§ SOURCE EXTRACT
-- Begin --

Web Application Structure

This web application is very simple and has only two controllers - SimpleViewControler and SearchController.


@Controller
public class SimpleViewController {
    
    @RequestMapping({"/","/index.htm"})
    public String showHome(){
        return "index";
    }

    @RequestMapping({"/error.htm"})
    public String error(){
        return "error";
    }
@Controller
public class SearchController {

    @RequestMapping("/search.htm")
    public String doSearch(@RequestParam(value = "latency", defaultValue = "2000") long latency,
                                        @RequestParam(value = "blowup", defaultValue = "false") boolean blowUp,
                                        Model model) throws Exception {

        String searchResult = getSearchResult(latency, blowUp);

        model.addAttribute("result", searchResult);
        return "searchResult";
    }

    @RequestMapping("/search.ajax")

-- End --

§ EXTRACTED ENTRIES
-- Begin --

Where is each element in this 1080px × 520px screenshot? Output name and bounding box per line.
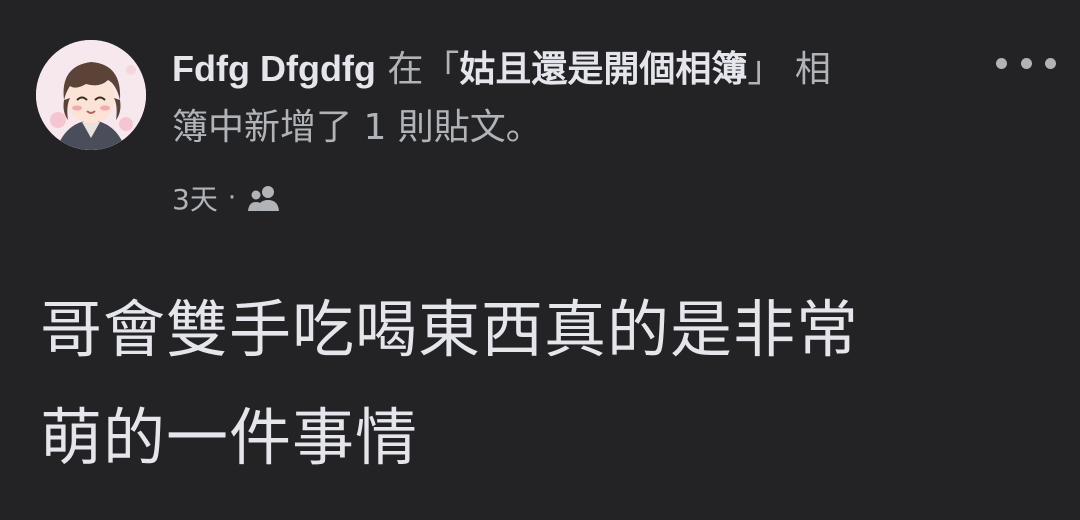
action-text-line1: 相: [794, 49, 831, 90]
more-dot-icon: [996, 57, 1007, 69]
author-avatar[interactable]: [36, 40, 146, 150]
connector-text: 在: [387, 49, 424, 90]
post-meta: 3天 ·: [172, 178, 282, 218]
more-dot-icon: [1020, 57, 1032, 69]
friends-icon[interactable]: [246, 183, 282, 213]
post-body-text: 哥會雙手吃喝東西真的是非常 萌的一件事情: [40, 276, 1040, 492]
bracket-open: 「: [423, 49, 460, 90]
more-dot-icon: [1045, 57, 1056, 69]
author-name[interactable]: Fdfg Dfgdfg: [172, 48, 376, 89]
avatar-image: [36, 40, 146, 150]
action-text-line2: 簿中新增了 1 則貼文。: [172, 107, 542, 148]
timestamp[interactable]: 3天: [172, 178, 218, 218]
post-body-line: 萌的一件事情: [40, 401, 419, 474]
post-card: Fdfg Dfgdfg 在「姑且還是開個相簿」 相 簿中新增了 1 則貼文。 3…: [0, 0, 1080, 520]
album-link[interactable]: 姑且還是開個相簿: [459, 49, 747, 90]
post-header: Fdfg Dfgdfg 在「姑且還是開個相簿」 相 簿中新增了 1 則貼文。: [172, 40, 952, 157]
bracket-close: 」: [747, 49, 784, 90]
more-options-button[interactable]: [996, 48, 1056, 78]
post-body-line: 哥會雙手吃喝東西真的是非常: [40, 293, 860, 366]
meta-separator: ·: [227, 183, 237, 213]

-- End --

§ DIRECTION
Answer these questions from the web application structure excerpt:
(a) Which two paths are mapped to the showHome method?
(b) What view name does the method mapped to "/error.htm" return?
(c) What is the default value of the "latency" request parameter in doSearch?
Rely solely on the web application structure excerpt, not on the data.

§ REPLY TO THE EXERCISE
(a) "/" and "/index.htm"
(b) "error"
(c) 2000